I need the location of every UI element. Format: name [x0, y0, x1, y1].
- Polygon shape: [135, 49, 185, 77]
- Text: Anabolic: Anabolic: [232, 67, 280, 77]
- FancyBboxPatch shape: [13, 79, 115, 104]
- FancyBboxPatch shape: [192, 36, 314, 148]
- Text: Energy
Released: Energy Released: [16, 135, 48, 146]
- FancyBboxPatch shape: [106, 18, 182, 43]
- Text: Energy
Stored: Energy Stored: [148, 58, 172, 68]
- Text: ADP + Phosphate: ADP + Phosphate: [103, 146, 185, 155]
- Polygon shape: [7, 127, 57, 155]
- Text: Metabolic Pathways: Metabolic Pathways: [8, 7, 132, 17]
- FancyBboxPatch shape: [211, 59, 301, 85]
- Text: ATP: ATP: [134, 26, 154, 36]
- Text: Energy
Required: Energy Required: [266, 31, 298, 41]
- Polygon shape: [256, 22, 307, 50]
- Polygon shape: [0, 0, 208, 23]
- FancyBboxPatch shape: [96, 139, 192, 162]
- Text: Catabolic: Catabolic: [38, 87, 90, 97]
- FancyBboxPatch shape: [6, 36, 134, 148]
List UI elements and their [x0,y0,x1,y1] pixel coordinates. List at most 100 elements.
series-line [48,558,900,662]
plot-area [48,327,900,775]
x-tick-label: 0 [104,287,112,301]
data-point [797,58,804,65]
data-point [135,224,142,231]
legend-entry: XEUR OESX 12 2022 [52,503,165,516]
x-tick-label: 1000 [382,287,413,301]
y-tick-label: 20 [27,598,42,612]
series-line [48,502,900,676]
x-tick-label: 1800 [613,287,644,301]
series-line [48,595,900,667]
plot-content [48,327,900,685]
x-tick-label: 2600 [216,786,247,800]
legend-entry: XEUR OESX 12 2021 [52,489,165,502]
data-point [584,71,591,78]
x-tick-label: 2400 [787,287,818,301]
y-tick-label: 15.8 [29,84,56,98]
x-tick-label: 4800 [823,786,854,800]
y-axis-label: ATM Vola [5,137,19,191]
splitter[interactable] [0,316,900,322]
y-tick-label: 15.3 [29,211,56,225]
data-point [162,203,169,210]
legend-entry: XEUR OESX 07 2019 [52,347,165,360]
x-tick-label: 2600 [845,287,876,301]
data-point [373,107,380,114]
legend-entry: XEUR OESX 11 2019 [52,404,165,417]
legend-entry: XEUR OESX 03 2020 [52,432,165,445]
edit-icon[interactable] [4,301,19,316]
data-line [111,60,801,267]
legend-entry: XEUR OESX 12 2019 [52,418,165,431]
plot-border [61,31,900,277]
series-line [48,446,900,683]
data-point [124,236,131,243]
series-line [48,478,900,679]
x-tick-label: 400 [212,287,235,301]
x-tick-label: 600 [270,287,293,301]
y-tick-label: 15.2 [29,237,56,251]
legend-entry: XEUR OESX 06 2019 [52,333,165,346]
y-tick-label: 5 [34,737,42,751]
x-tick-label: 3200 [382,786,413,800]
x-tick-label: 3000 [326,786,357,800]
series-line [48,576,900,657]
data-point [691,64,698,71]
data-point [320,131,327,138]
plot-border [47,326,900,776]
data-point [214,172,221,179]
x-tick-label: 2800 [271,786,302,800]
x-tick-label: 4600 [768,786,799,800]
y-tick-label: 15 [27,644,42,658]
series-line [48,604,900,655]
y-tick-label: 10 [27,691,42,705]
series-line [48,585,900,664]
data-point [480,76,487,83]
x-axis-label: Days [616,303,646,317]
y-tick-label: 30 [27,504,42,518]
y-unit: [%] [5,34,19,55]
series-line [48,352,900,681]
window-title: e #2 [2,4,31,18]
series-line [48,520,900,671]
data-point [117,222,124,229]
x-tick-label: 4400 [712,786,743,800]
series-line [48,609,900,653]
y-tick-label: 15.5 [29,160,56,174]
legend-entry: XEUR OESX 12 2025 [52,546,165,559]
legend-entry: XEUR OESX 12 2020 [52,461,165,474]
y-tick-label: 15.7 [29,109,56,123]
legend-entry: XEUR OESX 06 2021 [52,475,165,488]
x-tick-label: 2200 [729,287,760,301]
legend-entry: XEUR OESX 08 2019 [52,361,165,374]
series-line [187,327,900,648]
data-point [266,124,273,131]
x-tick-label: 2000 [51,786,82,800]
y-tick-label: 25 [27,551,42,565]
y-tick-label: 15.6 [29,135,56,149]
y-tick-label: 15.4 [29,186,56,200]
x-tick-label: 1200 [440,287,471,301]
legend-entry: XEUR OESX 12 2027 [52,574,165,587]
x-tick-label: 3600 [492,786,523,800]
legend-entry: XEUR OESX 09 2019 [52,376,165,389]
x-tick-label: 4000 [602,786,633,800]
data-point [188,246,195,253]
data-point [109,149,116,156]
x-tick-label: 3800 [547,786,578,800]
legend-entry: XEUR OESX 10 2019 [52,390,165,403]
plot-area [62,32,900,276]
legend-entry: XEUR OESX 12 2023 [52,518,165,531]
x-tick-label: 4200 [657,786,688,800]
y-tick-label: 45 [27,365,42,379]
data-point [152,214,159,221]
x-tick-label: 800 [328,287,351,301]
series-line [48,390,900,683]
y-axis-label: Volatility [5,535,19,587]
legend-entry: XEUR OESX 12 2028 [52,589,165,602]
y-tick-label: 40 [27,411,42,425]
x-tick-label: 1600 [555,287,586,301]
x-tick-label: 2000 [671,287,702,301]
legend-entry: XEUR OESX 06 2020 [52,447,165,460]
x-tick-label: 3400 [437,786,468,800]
---+---
■ **WHAT TO DO**: Print every line of the entries above verbatim, with nothing altered, added, or left out.

■ **FINAL RESULT**:
I need the location of every UI element. Format: name [x0, y0, x1, y1].
- Polygon shape: [135, 49, 185, 77]
- Text: Anabolic: Anabolic: [232, 67, 280, 77]
- FancyBboxPatch shape: [13, 79, 115, 104]
- FancyBboxPatch shape: [192, 36, 314, 148]
- Text: Energy
Released: Energy Released: [16, 135, 48, 146]
- FancyBboxPatch shape: [106, 18, 182, 43]
- Text: Energy
Stored: Energy Stored: [148, 58, 172, 68]
- Text: ADP + Phosphate: ADP + Phosphate: [103, 146, 185, 155]
- Polygon shape: [7, 127, 57, 155]
- Text: Metabolic Pathways: Metabolic Pathways: [8, 7, 132, 17]
- FancyBboxPatch shape: [211, 59, 301, 85]
- Text: ATP: ATP: [134, 26, 154, 36]
- Text: Energy
Required: Energy Required: [266, 31, 298, 41]
- Polygon shape: [256, 22, 307, 50]
- Polygon shape: [0, 0, 208, 23]
- FancyBboxPatch shape: [96, 139, 192, 162]
- Text: Catabolic: Catabolic: [38, 87, 90, 97]
- FancyBboxPatch shape: [6, 36, 134, 148]
List UI elements and their [x0,y0,x1,y1] pixel coordinates. List at most 100 elements.
series-line [48,558,900,662]
plot-area [48,327,900,775]
x-tick-label: 0 [104,287,112,301]
data-point [797,58,804,65]
data-point [135,224,142,231]
legend-entry: XEUR OESX 12 2022 [52,503,165,516]
x-tick-label: 1000 [382,287,413,301]
y-tick-label: 20 [27,598,42,612]
series-line [48,502,900,676]
x-tick-label: 1800 [613,287,644,301]
series-line [48,595,900,667]
plot-content [48,327,900,685]
x-tick-label: 2600 [216,786,247,800]
legend-entry: XEUR OESX 12 2021 [52,489,165,502]
data-point [584,71,591,78]
x-tick-label: 2400 [787,287,818,301]
y-tick-label: 15.8 [29,84,56,98]
x-tick-label: 4800 [823,786,854,800]
y-axis-label: ATM Vola [5,137,19,191]
splitter[interactable] [0,316,900,322]
y-tick-label: 15.3 [29,211,56,225]
data-point [162,203,169,210]
legend-entry: XEUR OESX 07 2019 [52,347,165,360]
x-tick-label: 2600 [845,287,876,301]
data-point [373,107,380,114]
legend-entry: XEUR OESX 11 2019 [52,404,165,417]
legend-entry: XEUR OESX 03 2020 [52,432,165,445]
edit-icon[interactable] [4,301,19,316]
data-line [111,60,801,267]
legend-entry: XEUR OESX 12 2019 [52,418,165,431]
plot-border [61,31,900,277]
series-line [48,446,900,683]
data-point [124,236,131,243]
series-line [48,478,900,679]
x-tick-label: 400 [212,287,235,301]
x-tick-label: 600 [270,287,293,301]
y-tick-label: 15.2 [29,237,56,251]
legend-entry: XEUR OESX 06 2019 [52,333,165,346]
y-tick-label: 5 [34,737,42,751]
x-tick-label: 3200 [382,786,413,800]
x-tick-label: 3000 [326,786,357,800]
series-line [48,576,900,657]
data-point [691,64,698,71]
data-point [320,131,327,138]
plot-border [47,326,900,776]
data-point [214,172,221,179]
x-tick-label: 2800 [271,786,302,800]
x-tick-label: 4600 [768,786,799,800]
y-tick-label: 15 [27,644,42,658]
series-line [48,604,900,655]
y-tick-label: 10 [27,691,42,705]
series-line [48,585,900,664]
data-point [480,76,487,83]
x-axis-label: Days [616,303,646,317]
y-tick-label: 30 [27,504,42,518]
y-unit: [%] [5,34,19,55]
series-line [48,352,900,681]
window-title: e #2 [2,4,31,18]
series-line [48,520,900,671]
data-point [117,222,124,229]
x-tick-label: 4400 [712,786,743,800]
series-line [48,609,900,653]
y-tick-label: 15.5 [29,160,56,174]
legend-entry: XEUR OESX 12 2025 [52,546,165,559]
legend-entry: XEUR OESX 12 2020 [52,461,165,474]
y-tick-label: 15.7 [29,109,56,123]
legend-entry: XEUR OESX 06 2021 [52,475,165,488]
x-tick-label: 2200 [729,287,760,301]
legend-entry: XEUR OESX 08 2019 [52,361,165,374]
series-line [187,327,900,648]
data-point [266,124,273,131]
x-tick-label: 2000 [51,786,82,800]
y-tick-label: 25 [27,551,42,565]
y-tick-label: 15.6 [29,135,56,149]
y-tick-label: 15.4 [29,186,56,200]
x-tick-label: 1200 [440,287,471,301]
legend-entry: XEUR OESX 12 2027 [52,574,165,587]
x-tick-label: 3600 [492,786,523,800]
legend-entry: XEUR OESX 09 2019 [52,376,165,389]
x-tick-label: 4000 [602,786,633,800]
data-point [188,246,195,253]
data-point [109,149,116,156]
x-tick-label: 3800 [547,786,578,800]
legend-entry: XEUR OESX 10 2019 [52,390,165,403]
plot-area [62,32,900,276]
legend-entry: XEUR OESX 12 2023 [52,518,165,531]
x-tick-label: 4200 [657,786,688,800]
y-tick-label: 45 [27,365,42,379]
data-point [152,214,159,221]
x-tick-label: 800 [328,287,351,301]
series-line [48,390,900,683]
y-axis-label: Volatility [5,535,19,587]
legend-entry: XEUR OESX 12 2028 [52,589,165,602]
y-tick-label: 40 [27,411,42,425]
x-tick-label: 1600 [555,287,586,301]
x-tick-label: 2000 [671,287,702,301]
legend-entry: XEUR OESX 06 2020 [52,447,165,460]
x-tick-label: 3400 [437,786,468,800]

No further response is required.